Exercise
Return the listing below verbatim. Pictures do not belong in the copy.

Recorded information
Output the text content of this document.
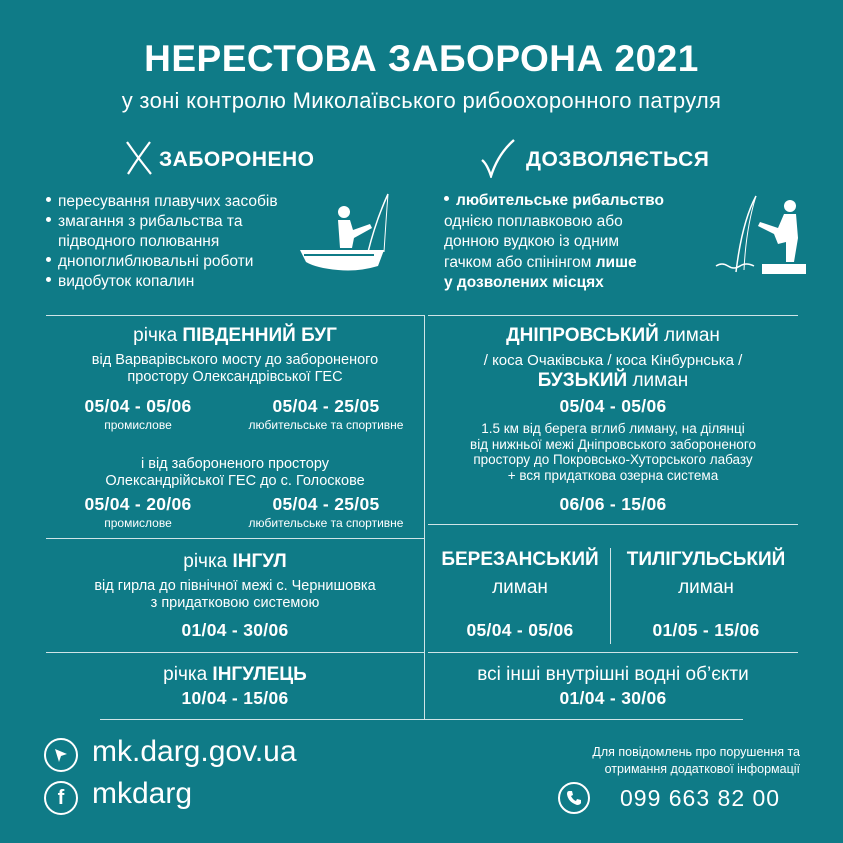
НЕРЕСТОВА ЗАБОРОНА 2021
у зоні контролю Миколаївського рибоохоронного патруля
ЗАБОРОНЕНО
пересування плавучих засобів
змагання з рибальства та
підводного полювання
днопоглиблювальні роботи
видобуток копалин
ДОЗВОЛЯЄТЬСЯ
любительське рибальство
однією поплавковою або
донною вудкою із одним
гачком або спінінгом лише
у дозволених місцях
річка ПІВДЕННИЙ БУГ
від Варварівського мосту до забороненого
простору Олександрівської ГЕС
05/04 - 05/06
промислове
05/04 - 25/05
любительське та спортивне
і від забороненого простору
Олександрійської ГЕС до с. Голоскове
05/04 - 20/06
промислове
05/04 - 25/05
любительське та спортивне
ДНІПРОВСЬКИЙ лиман
/ коса Очаківська / коса Кінбурнська /
БУЗЬКИЙ лиман
05/04 - 05/06
1.5 км від берега вглиб лиману, на ділянці
від нижньої межі Дніпровського забороненого
простору до Покровсько-Хуторського лабазу
+ вся придаткова озерна система
06/06 - 15/06
річка ІНГУЛ
від гирла до північної межі с. Чернишовка
з придатковою системою
01/04 - 30/06
БЕРЕЗАНСЬКИЙ
лиман
05/04 - 05/06
ТИЛІГУЛЬСЬКИЙ
лиман
01/05 - 15/06
річка ІНГУЛЕЦЬ
10/04 - 15/06
всі інші внутрішні водні об’єкти
01/04 - 30/06
mk.darg.gov.ua
f mkdarg
Для повідомлень про порушення та
отримання додаткової інформації
099 663 82 00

Solved problem
Output the text content of this document.
НЕРЕСТОВА ЗАБОРОНА 2021
у зоні контролю Миколаївського рибоохоронного патруля
ЗАБОРОНЕНО
пересування плавучих засобів
змагання з рибальства та
підводного полювання
днопоглиблювальні роботи
видобуток копалин
ДОЗВОЛЯЄТЬСЯ
любительське рибальство
однією поплавковою або
донною вудкою із одним
гачком або спінінгом лише
у дозволених місцях
річка ПІВДЕННИЙ БУГ
від Варварівського мосту до забороненого
простору Олександрівської ГЕС
05/04 - 05/06
промислове
05/04 - 25/05
любительське та спортивне
і від забороненого простору
Олександрійської ГЕС до с. Голоскове
05/04 - 20/06
промислове
05/04 - 25/05
любительське та спортивне
ДНІПРОВСЬКИЙ лиман
/ коса Очаківська / коса Кінбурнська /
БУЗЬКИЙ лиман
05/04 - 05/06
1.5 км від берега вглиб лиману, на ділянці
від нижньої межі Дніпровського забороненого
простору до Покровсько-Хуторського лабазу
+ вся придаткова озерна система
06/06 - 15/06
річка ІНГУЛ
від гирла до північної межі с. Чернишовка
з придатковою системою
01/04 - 30/06
БЕРЕЗАНСЬКИЙ
лиман
05/04 - 05/06
ТИЛІГУЛЬСЬКИЙ
лиман
01/05 - 15/06
річка ІНГУЛЕЦЬ
10/04 - 15/06
всі інші внутрішні водні об’єкти
01/04 - 30/06
mk.darg.gov.ua
f mkdarg
Для повідомлень про порушення та
отримання додаткової інформації
099 663 82 00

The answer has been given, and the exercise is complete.